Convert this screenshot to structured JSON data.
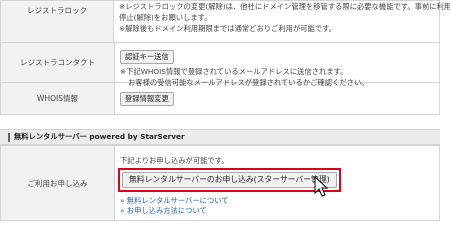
{
  "registrar_lock": {
    "label": "レジストラロック",
    "desc1": "※レジストラロックの変更(解除)は、他社にドメイン管理を移管する際に必要な機能です。事前に利用",
    "desc2": "停止(解除)をお願いします。",
    "desc3": "※解除後もドメイン利用期限までは通常どおりご利用が可能です。"
  },
  "registrar_contact": {
    "label": "レジストラコンタクト",
    "button": "認証キー送信",
    "desc1": "※下記WHOIS情報で登録されているメールアドレスに送信されます。",
    "desc2": "お客様の受信可能なメールアドレスが登録されているかご確認ください。"
  },
  "whois": {
    "label": "WHOIS情報",
    "button": "登録情報変更"
  },
  "free_server_section": {
    "title": "無料レンタルサーバー powered by StarServer"
  },
  "application": {
    "label": "ご利用お申し込み",
    "intro": "下記よりお申し込みが可能です。",
    "button": "無料レンタルサーバーのお申し込み(スターサーバー管理)",
    "links": [
      "» 無料レンタルサーバーについて",
      "» お申し込み方法について"
    ]
  },
  "colors": {
    "highlight": "#e0001b",
    "link": "#1a64b8"
  }
}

|---|

» **GIVEN EXERCISE**
Keep the pictures out of the copy and write out the data exactly as it stands.

» **EXERCISE RESULT**
Convert this screenshot to structured JSON data.
{
  "registrar_lock": {
    "label": "レジストラロック",
    "desc1": "※レジストラロックの変更(解除)は、他社にドメイン管理を移管する際に必要な機能です。事前に利用",
    "desc2": "停止(解除)をお願いします。",
    "desc3": "※解除後もドメイン利用期限までは通常どおりご利用が可能です。"
  },
  "registrar_contact": {
    "label": "レジストラコンタクト",
    "button": "認証キー送信",
    "desc1": "※下記WHOIS情報で登録されているメールアドレスに送信されます。",
    "desc2": "お客様の受信可能なメールアドレスが登録されているかご確認ください。"
  },
  "whois": {
    "label": "WHOIS情報",
    "button": "登録情報変更"
  },
  "free_server_section": {
    "title": "無料レンタルサーバー powered by StarServer"
  },
  "application": {
    "label": "ご利用お申し込み",
    "intro": "下記よりお申し込みが可能です。",
    "button": "無料レンタルサーバーのお申し込み(スターサーバー管理)",
    "links": [
      "» 無料レンタルサーバーについて",
      "» お申し込み方法について"
    ]
  },
  "colors": {
    "highlight": "#e0001b",
    "link": "#1a64b8"
  }
}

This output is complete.